◆ Short task ◆
Repeat the listing in full, word for word.

◆ Task data ◆

::::

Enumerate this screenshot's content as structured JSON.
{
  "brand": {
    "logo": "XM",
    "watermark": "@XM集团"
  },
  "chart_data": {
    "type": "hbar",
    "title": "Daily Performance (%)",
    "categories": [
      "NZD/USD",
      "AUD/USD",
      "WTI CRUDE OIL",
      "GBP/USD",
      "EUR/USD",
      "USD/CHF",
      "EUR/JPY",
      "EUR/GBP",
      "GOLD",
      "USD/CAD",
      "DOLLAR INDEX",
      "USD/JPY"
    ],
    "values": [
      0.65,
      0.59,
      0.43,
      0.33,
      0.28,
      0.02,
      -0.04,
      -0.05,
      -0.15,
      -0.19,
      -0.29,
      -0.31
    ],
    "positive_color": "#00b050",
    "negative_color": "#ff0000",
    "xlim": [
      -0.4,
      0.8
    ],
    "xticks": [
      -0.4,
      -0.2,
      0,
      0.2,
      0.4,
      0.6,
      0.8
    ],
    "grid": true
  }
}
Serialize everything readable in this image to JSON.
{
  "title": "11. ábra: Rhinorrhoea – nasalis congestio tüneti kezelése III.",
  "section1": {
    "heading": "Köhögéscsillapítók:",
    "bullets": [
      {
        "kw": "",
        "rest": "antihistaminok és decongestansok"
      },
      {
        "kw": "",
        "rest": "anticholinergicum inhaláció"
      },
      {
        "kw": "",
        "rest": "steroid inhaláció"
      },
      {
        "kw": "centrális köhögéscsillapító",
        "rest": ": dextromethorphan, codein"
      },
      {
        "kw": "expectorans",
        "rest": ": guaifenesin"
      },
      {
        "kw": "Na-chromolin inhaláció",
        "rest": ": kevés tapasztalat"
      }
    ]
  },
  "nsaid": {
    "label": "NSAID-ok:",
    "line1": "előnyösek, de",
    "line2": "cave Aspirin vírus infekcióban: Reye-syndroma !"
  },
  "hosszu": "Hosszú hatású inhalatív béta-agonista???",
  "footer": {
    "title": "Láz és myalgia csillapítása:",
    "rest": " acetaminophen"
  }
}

::::

◆ Result of the task ◆
Enumerate this screenshot's content as structured JSON.
{
  "brand": {
    "logo": "XM",
    "watermark": "@XM集团"
  },
  "chart_data": {
    "type": "hbar",
    "title": "Daily Performance (%)",
    "categories": [
      "NZD/USD",
      "AUD/USD",
      "WTI CRUDE OIL",
      "GBP/USD",
      "EUR/USD",
      "USD/CHF",
      "EUR/JPY",
      "EUR/GBP",
      "GOLD",
      "USD/CAD",
      "DOLLAR INDEX",
      "USD/JPY"
    ],
    "values": [
      0.65,
      0.59,
      0.43,
      0.33,
      0.28,
      0.02,
      -0.04,
      -0.05,
      -0.15,
      -0.19,
      -0.29,
      -0.31
    ],
    "positive_color": "#00b050",
    "negative_color": "#ff0000",
    "xlim": [
      -0.4,
      0.8
    ],
    "xticks": [
      -0.4,
      -0.2,
      0,
      0.2,
      0.4,
      0.6,
      0.8
    ],
    "grid": true
  }
}
Serialize everything readable in this image to JSON.
{
  "title": "11. ábra: Rhinorrhoea – nasalis congestio tüneti kezelése III.",
  "section1": {
    "heading": "Köhögéscsillapítók:",
    "bullets": [
      {
        "kw": "",
        "rest": "antihistaminok és decongestansok"
      },
      {
        "kw": "",
        "rest": "anticholinergicum inhaláció"
      },
      {
        "kw": "",
        "rest": "steroid inhaláció"
      },
      {
        "kw": "centrális köhögéscsillapító",
        "rest": ": dextromethorphan, codein"
      },
      {
        "kw": "expectorans",
        "rest": ": guaifenesin"
      },
      {
        "kw": "Na-chromolin inhaláció",
        "rest": ": kevés tapasztalat"
      }
    ]
  },
  "nsaid": {
    "label": "NSAID-ok:",
    "line1": "előnyösek, de",
    "line2": "cave Aspirin vírus infekcióban: Reye-syndroma !"
  },
  "hosszu": "Hosszú hatású inhalatív béta-agonista???",
  "footer": {
    "title": "Láz és myalgia csillapítása:",
    "rest": " acetaminophen"
  }
}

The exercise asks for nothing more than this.